§ **EXERCISE DESCRIPTION**
Check every line of the entries that follow, and copy the ones containing "this".

════════════════════

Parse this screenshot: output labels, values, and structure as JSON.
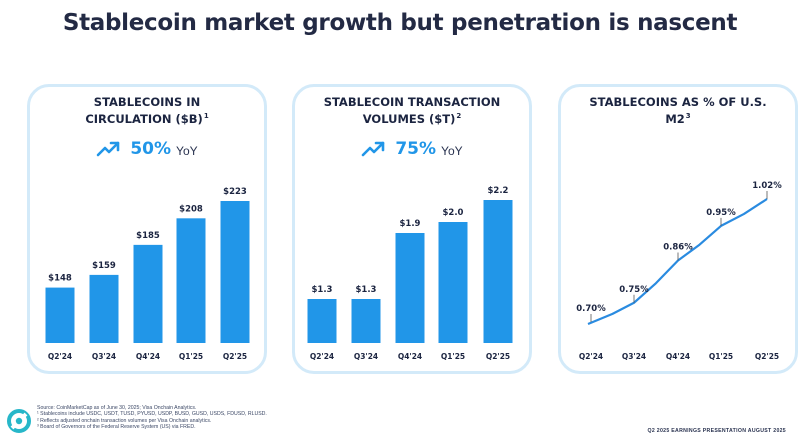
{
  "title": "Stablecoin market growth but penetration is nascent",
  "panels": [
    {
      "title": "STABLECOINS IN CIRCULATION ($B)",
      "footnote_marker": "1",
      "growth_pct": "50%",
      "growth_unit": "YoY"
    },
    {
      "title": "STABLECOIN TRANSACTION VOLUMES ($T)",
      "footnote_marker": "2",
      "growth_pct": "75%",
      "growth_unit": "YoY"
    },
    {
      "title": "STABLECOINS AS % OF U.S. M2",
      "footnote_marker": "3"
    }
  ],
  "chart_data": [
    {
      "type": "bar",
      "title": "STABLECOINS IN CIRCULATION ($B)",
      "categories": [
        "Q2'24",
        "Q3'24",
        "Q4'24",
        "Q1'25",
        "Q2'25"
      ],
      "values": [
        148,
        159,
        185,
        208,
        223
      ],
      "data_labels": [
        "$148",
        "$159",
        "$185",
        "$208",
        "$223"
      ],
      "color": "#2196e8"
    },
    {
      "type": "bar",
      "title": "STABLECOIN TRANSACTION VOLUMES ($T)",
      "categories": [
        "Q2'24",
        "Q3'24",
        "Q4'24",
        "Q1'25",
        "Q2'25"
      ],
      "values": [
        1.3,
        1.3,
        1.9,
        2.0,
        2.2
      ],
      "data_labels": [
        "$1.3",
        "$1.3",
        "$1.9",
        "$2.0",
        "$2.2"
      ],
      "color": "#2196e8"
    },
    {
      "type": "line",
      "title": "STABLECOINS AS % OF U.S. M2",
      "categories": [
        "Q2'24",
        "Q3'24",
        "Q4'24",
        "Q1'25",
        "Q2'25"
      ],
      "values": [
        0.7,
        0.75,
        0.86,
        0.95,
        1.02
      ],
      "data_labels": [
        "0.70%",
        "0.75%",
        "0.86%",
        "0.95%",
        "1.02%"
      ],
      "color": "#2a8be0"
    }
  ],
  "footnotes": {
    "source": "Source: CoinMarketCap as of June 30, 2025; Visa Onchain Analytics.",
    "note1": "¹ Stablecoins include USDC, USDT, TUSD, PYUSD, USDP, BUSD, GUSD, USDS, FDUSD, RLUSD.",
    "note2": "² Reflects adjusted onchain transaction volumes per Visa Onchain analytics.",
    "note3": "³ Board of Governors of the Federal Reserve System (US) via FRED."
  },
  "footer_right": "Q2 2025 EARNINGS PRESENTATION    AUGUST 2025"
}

════════════════════

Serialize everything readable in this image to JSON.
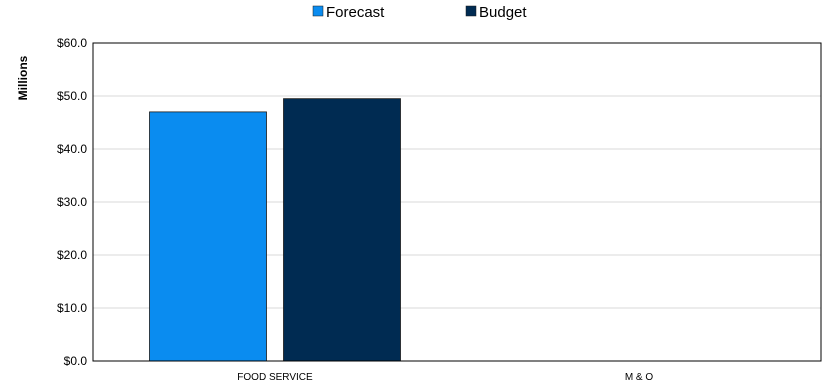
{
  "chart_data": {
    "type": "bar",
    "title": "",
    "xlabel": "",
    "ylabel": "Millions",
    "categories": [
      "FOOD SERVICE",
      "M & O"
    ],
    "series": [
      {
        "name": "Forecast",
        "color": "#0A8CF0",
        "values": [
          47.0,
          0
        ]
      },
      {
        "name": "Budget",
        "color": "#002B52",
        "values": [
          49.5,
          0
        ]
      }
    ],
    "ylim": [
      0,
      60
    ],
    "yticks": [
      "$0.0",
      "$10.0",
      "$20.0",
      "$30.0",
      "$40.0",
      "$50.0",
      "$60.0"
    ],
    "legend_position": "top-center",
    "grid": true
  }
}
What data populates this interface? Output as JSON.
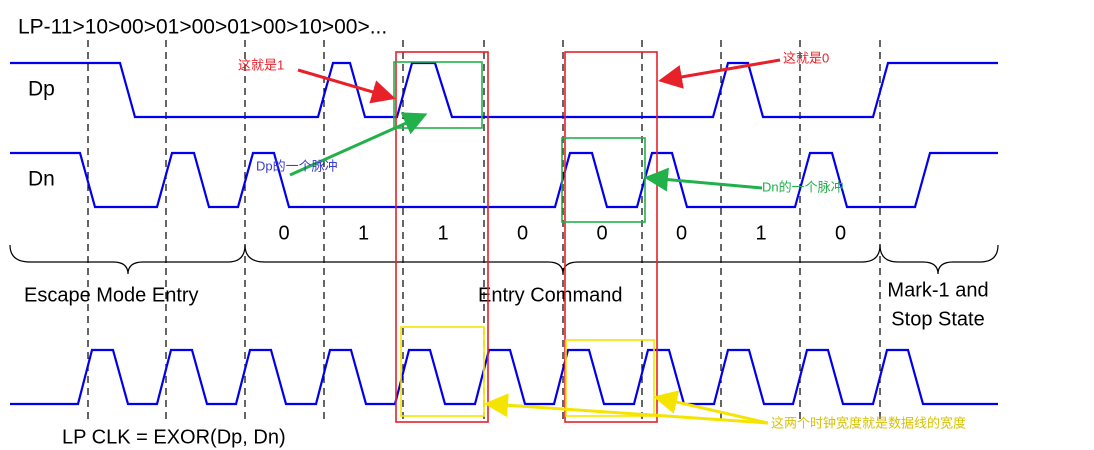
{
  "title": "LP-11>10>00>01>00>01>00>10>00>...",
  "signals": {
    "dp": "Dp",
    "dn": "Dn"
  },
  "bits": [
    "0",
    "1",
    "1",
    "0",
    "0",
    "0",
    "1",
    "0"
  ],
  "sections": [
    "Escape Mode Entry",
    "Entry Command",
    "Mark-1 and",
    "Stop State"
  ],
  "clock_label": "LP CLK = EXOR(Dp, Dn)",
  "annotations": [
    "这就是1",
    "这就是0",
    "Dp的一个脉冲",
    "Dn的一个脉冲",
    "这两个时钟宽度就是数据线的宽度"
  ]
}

════════════════════

§ **RESULT**
Parse this screenshot: output labels, values, and structure as JSON.
Serialize everything readable in this image to JSON.
What data populates this interface? Output as JSON.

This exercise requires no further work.